To be done: Pick out all lines in the listing holding the string "Berlin" and copy them.
— start Dataset excerpts —
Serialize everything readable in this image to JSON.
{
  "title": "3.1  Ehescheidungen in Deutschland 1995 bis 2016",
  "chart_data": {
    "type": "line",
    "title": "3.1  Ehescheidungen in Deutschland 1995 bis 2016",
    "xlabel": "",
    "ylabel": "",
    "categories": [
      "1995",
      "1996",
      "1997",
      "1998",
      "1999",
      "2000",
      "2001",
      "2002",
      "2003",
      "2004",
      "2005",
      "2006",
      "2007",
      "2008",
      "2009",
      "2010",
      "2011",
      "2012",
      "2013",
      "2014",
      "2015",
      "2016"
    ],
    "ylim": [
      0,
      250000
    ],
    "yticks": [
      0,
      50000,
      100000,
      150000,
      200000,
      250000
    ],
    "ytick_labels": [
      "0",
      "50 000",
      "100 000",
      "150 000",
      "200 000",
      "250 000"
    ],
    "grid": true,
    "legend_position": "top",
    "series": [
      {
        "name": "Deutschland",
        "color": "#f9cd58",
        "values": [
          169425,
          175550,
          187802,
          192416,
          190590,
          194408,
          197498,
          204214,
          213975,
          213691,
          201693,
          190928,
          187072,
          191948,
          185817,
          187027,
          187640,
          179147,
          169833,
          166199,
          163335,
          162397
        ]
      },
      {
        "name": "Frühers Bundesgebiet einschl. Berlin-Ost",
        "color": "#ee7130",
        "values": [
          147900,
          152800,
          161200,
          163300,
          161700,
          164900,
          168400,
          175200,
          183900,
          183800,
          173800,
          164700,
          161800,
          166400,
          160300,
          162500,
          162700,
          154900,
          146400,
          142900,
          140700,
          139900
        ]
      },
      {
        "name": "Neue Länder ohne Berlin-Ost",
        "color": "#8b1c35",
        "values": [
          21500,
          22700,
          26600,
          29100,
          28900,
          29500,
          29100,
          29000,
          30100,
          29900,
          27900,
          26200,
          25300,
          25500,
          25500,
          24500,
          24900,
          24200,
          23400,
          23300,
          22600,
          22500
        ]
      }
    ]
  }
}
— end Dataset excerpts —
Worked answer:
        "name": "Frühers Bundesgebiet einschl. Berlin-Ost",
        "name": "Neue Länder ohne Berlin-Ost",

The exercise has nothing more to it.